Task goal: In the notes on the film It Always Rains on Sunday below, at which venue and on what date was the DCP viewed?

Document passage:
Sunday, June 25, 2017

It Always Rains on Sunday



It Always Rains on Sunday. The Sandigate family. Second from left: Googie Withers (Rose Sandigate).

Sunnuntaisin sataa aina / Drama i East End. Director: Robert Hamer. Year: 1947. Country: Gran Bretagna. A Sunday in Bologna.
    Sog.: dal romanzo omonimo di Arthur La Bern. Scen.: Angus MacPhail, Robert Hamer, Henry Cornelius. F.: Douglas Slocombe. M.: Michael Truman. Scgf.: Duncan Sutherland. Int.: Googie Withers (Rose Sandigate), Jack Warner (detective Fothergill), John McCallum (Tommy Swann), Edward Chapman (George Sandigate), Jimmy Hanley (Whitey), John Carol (Freddie), John Slater (Lou Hyams), Susan Shaw (Vi Sandigate). Prod.: Michael Balcon per Ealing Studios. DCP. D.: 92′
    From BFI National Archive.
    Il Cinema Ritrovato, Bologna.
    Introduce Neil McGlone.
    DCP with e-subtitles in Italian by Sub-Ti viewed at Cinema Jolly, 25 June 2017.

Alexander Payne and Neil McGone (Il Cinema Ritrovato): "Robert Hamer’s third film for Ealing Studios – until then known primarily for war films and dramas before their celebrated comedies – It Always Rains on Sunday could arguably be considered the first British ‘kitchen-sink’ drama."

Source excerpt:
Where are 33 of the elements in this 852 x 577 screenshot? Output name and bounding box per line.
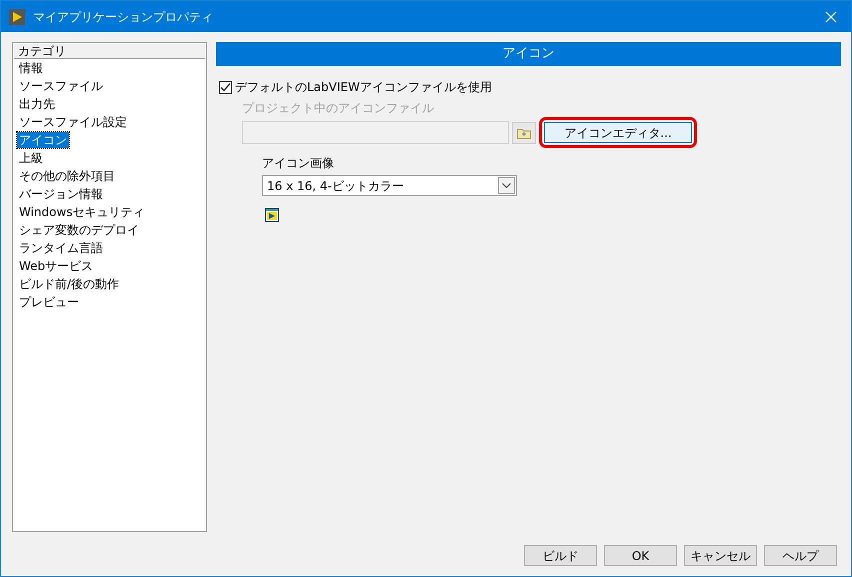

Solution to the exercise: Cinema Jolly, on 25 June 2017.